§ Texto de lectura:
«¡La Virgen María nos ha dado un extraordinario mensaje! Intentaré explicarlo. Una herida se abre en nuestro interior cuando sufrimos, y esta herida nos hace vulnerables y muy sensibles. Demasiado satisfecho por vernos así debilitados, Satanás aprovecha la ocasión e intenta infectar aquella herida abierta, inyectándole sus propios venenos, sus propios pensamientos. Sugerirá a nuestra conciencia argumentos sutiles y perversos, sirviéndose de nuestra naturaleza dañada por el pecado. Nos hará creer que aquellas sugerencias provienen de nosotros mismos.
Por ejemplo, la desesperación: “¡Con todo lo que ya has padecido, no podrás soportar otro nuevo golpe; es mejor que te liquides!
La duda sobre el amor de Dios: “¿Crees que Dios te ama? ¡De ninguna manera! ¡Mira lo que te ha mandado! ¡Abandona la misa y tus oraciones: son una pérdida de tiempo; a ese Dios tú no le importas!”
La rebelión: “¿Por qué me cayó esta prueba? ¿Por qué Dios me robó a mi marido aún joven, cuando mi vecina que no cree en nada todavía tiene al suyo? ¡Qué injusticia!
La amargura: “Bueno, ahora, se terminó. Me cierro y me encierro en mí misma y que me dejen tranquila, mi vida ya no tiene sentido.
El odio: “A esta persona que te hizo tanto daño la debes odiar y vengarte a lo grande! ¡Así pagará todo lo que te hizo y se la verá negra!
La culpabilidad: “Si a mí me ocurrió esta desgracia es porque me la merecía! Es un castigo de Dios porque soy malo”.
La lista sería larga… Sobre todo, no debemos escuchar estas sugerencias, aun cuando se impongan con fuerza a nuestra conciencia. Satanás siempre siembra mucha confusión. Si lo escuchamos, sufriremos todavía más y no tendremos paz. ¿Cómo discernir? Comparando estos pensamientos con las palabras de Jesús en el Evangelio. ¿Acaso Jesús te sugeriría: “véngate” u “ódialo”, “échalo todo por la borda”, “termina con tu vida”, “el Padre no te ama”? ¡Por supuesto que no! Tenemos por lo tanto que cortar con todo esto y decirle a Jesús: “¡Desisto de esos pensamientos que no son míos y quiero estar contigo!”

§ Objetivo del ejercicio: Según el texto sobre el sufrimiento, ¿por qué no debemos escuchar estas sugerencias? Responde en una a tres oraciones. Las entradas no hacen falta para resolver nada.

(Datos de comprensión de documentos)
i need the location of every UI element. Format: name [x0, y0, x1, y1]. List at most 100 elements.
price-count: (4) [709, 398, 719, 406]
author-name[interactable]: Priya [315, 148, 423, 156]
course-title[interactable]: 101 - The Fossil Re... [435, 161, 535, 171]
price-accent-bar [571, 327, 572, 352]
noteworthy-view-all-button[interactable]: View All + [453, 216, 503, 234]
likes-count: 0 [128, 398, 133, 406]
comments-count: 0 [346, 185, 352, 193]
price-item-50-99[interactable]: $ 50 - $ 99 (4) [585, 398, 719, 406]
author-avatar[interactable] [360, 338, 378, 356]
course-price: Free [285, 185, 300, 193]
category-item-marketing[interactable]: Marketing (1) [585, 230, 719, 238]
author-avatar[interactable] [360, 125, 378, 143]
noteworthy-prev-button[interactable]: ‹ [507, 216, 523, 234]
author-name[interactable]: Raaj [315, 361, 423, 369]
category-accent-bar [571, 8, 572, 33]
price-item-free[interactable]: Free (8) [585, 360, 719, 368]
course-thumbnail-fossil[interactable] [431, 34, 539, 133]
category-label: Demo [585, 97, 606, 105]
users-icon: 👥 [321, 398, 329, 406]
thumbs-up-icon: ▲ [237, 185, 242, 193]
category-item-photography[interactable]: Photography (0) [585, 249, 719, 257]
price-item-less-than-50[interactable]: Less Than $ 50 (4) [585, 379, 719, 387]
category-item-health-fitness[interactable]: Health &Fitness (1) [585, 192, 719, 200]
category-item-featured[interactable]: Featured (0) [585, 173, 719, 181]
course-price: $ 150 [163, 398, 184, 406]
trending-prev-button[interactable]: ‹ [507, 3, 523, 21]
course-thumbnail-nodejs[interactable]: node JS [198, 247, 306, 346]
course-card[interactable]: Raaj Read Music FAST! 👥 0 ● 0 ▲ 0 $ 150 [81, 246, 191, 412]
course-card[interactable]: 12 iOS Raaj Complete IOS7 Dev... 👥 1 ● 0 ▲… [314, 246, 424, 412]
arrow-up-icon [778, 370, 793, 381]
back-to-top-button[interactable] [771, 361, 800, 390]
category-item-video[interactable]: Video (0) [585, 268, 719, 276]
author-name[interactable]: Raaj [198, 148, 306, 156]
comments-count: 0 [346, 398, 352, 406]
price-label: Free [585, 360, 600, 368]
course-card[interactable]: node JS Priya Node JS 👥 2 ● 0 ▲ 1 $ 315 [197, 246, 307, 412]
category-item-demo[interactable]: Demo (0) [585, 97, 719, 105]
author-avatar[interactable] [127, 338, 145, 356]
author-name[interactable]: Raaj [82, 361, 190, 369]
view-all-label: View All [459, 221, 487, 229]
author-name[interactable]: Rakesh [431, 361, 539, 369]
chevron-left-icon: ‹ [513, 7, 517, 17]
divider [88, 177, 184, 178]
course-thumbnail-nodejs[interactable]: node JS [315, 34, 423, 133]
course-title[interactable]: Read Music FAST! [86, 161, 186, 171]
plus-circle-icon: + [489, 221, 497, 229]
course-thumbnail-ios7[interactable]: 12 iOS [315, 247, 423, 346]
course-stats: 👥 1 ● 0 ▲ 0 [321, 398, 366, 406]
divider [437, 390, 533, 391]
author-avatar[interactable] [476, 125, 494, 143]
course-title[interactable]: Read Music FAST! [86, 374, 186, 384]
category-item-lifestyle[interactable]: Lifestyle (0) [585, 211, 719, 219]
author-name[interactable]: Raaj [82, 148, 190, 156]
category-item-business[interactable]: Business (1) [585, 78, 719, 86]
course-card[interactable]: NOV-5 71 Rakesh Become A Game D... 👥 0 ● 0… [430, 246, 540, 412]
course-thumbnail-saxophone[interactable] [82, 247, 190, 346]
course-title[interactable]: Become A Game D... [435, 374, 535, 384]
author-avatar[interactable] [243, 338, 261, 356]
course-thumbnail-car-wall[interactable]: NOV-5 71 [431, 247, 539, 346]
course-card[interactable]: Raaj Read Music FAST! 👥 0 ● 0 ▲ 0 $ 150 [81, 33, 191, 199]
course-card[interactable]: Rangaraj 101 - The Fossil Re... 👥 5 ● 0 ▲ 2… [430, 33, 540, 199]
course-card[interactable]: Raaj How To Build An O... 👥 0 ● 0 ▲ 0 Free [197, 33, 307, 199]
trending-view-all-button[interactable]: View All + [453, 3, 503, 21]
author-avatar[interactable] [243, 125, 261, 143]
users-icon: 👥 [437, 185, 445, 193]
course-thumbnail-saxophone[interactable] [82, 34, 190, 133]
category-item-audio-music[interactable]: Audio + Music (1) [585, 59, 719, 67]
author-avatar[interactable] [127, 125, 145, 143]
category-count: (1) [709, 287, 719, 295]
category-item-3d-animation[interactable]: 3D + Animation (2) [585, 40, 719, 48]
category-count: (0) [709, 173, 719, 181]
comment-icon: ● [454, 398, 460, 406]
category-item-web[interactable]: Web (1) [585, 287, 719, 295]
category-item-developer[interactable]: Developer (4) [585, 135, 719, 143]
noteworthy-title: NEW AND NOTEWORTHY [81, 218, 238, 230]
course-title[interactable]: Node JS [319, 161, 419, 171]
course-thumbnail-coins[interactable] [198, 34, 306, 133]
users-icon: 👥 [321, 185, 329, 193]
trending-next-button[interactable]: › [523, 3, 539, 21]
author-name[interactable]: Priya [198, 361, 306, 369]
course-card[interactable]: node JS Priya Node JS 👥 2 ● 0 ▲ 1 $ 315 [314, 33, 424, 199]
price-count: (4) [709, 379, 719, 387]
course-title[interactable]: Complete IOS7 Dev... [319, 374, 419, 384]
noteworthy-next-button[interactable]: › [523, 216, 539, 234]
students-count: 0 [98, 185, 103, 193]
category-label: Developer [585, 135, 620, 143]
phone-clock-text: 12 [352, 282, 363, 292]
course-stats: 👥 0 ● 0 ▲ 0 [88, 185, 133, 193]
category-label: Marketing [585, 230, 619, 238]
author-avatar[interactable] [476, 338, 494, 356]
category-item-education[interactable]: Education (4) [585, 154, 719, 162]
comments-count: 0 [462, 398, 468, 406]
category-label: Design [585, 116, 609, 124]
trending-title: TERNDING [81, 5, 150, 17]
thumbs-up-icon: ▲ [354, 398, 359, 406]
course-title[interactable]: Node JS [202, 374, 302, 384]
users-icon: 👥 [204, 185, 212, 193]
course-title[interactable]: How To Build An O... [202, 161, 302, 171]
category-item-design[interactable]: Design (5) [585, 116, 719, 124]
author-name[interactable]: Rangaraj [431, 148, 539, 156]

§ Respuesta: Porque, si escuchamos a Satanás, sufriremos todavía más y no tendremos paz. Además, él siempre siembra mucha confusión.